- SHORT EXERCISE 1 -
Using the commit page only, decide whether each statement agrees with it: (a) the report now also covers jobs in the "Cancelled" and "Queued" states; (b) the commit has a different committer than its author; (c) the new code groups the created jobs by their state. Answer yes or no for each and quote the deciding words.
- SHORT EXERCISE 2 -
Write the next part of the commit page's code diff, starting after its last line.

- PROVIDED TEXT -

4598: account for queued and cancelled jobs, fix sorting
authorTim Pierce <twp@curoverse.com>
Tue, 6 Jan 2015 16:03:10 +0000 (11:03 -0500)
committerTim Pierce <twp@curoverse.com>
Tue, 6 Jan 2015 16:03:10 +0000 (11:03 -0500)
Per code review:
* Updated report to include job states "Cancelled" and "Queued" as well
  as Failed, Running and Complete, and to take these into account when
  calculating job counts.
* Fixed sorting for failure classes.

services/api/script/crunch-failure-report.py

index e6521e2c159c643ea95aa836d6e4941a09312688..5183684324a34b643722f44a44d742b6a1dc7ffc 100755 (executable)
@@ -124,15 +124,17 @@ def main(arguments=None, stdout=sys.stdout, stderr=sys.stderr):
     # Find all jobs created within the specified window,
     # and their corresponding job logs.
     jobs_created = jobs_created_between_dates(api, start_time, end_time)
-    jobs_failed     = [job for job in jobs_created if job['state'] == 'Failed']
-    jobs_successful = [job for job in jobs_created if job['state'] == 'Complete']
+    jobs_by_state = {}
+    for job in jobs_created:
+        jobs_by_state.setdefault(job['state'], [])
+        jobs_by_state[job['state']].append(job)
 
     # Find failed jobs and record the job failure text.

Element placement data:

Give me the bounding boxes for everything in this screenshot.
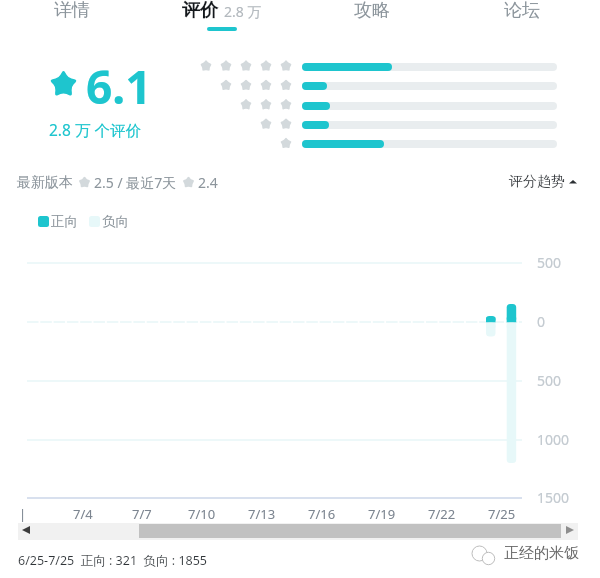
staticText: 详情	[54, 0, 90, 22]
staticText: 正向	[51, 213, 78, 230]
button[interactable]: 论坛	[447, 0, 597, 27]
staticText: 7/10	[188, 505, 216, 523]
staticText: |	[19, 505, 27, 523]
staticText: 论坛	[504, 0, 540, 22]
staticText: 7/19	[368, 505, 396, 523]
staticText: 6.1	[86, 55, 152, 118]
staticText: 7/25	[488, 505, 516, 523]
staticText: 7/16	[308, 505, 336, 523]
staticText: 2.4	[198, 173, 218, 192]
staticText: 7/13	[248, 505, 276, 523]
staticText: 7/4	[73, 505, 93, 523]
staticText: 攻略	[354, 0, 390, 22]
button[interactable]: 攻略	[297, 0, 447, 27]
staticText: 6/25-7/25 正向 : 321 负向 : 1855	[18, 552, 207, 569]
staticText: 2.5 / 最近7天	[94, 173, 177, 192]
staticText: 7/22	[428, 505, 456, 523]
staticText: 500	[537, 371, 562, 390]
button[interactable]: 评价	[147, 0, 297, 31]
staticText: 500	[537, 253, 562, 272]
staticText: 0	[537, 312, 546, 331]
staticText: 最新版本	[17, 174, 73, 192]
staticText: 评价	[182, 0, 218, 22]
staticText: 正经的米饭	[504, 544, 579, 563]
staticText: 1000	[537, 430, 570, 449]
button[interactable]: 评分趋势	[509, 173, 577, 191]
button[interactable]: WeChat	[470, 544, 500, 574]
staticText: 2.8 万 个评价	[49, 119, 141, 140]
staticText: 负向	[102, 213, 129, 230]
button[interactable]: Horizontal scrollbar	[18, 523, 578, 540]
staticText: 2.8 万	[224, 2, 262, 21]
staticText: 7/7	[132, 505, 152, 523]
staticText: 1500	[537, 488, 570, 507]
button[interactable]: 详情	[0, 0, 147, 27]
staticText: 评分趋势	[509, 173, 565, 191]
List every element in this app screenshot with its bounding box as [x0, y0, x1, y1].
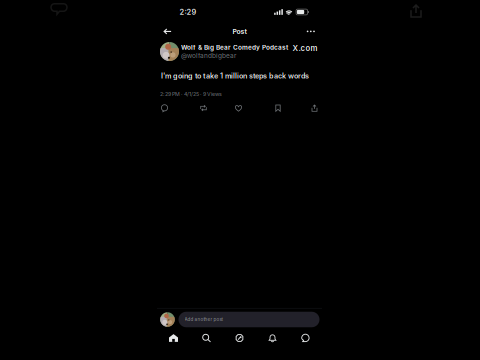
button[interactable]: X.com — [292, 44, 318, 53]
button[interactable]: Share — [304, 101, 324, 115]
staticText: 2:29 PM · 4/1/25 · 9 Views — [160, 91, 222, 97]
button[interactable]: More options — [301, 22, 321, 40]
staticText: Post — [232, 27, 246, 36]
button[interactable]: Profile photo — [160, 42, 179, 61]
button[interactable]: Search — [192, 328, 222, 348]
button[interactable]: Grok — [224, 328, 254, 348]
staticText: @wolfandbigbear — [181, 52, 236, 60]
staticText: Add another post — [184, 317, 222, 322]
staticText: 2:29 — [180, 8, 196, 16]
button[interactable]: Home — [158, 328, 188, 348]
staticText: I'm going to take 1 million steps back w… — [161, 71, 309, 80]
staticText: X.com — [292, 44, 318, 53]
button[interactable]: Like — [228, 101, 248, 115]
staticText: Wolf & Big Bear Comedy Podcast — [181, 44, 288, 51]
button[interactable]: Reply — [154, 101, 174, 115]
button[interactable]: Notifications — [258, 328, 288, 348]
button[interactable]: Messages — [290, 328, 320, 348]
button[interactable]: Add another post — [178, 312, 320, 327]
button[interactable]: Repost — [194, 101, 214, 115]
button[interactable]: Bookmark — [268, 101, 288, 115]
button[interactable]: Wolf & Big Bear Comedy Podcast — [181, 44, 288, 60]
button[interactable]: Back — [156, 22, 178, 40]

- TASK ANSWER 1 -
(a) Yes: "Updated report to include job states "Cancelled" and "Queued" as well as Failed, Running and Complete"
(b) No: "committerTim Pierce <twp@curoverse.com>"
(c) Yes: "jobs_by_state.setdefault(job['state'], [])"

- TASK ANSWER 2 -
     # failure_stats maps failure types (e.g. "sys/docker") to
     # a set of job UUIDs that failed for that reason.
     failure_stats = {}
-    for job in jobs_failed:
+    for job in jobs_by_state['Failed']:
         job_uuid = job['uuid']
         logs = job_logs(api, job)
         # Find the first permanent task failure, and collect the
@@ -165,21 +167,14 @@ def main(arguments=None, stdout=sys.stdout, stderr=sys.stderr):
     print ""
 
     job_start_count = len(jobs_created)
-    job_success_count = len(jobs_successful)
-    job_fail_count = len(jobs_failed)
-    job_unfinished_count = job_start_count - job_success_count - job_fail_count
-
-    print "  {: <25s} {:4d}".format('Started',
-                                    job_start_count)
-    print "  {: <25s} {:4d} ({: >4.0%})".format('Successful',
-                                                job_success_count,
-                                                job_success_count / float(job_start_count))
-    print "  {: <25s} {:4d} ({: >4.0%})".format('Failed',
-                                                job_fail_count,
-                                                job_fail_count / float(job_start_count))
-    print "  {: <25s} {:4d} ({: >4.0%})".format('In progress',
-                                                job_unfinished_count,
-                                                job_unfinished_count / float(job_start_count))
+    print "  {: <25s} {:4d}".format('Started', job_start_count)
+    for state in ['Complete', 'Failed', 'Queued', 'Cancelled', 'Running']:
+        if state in jobs_by_state:
+            job_count = len(jobs_by_state[state])
+            job_percentage = job_count / float(job_start_count)
+            print "  {: <25s} {:4d} ({: >4.0%})".format(state,
+                                                        job_count,
+                                                        job_percentage)
     print ""
 
     # Report failure types.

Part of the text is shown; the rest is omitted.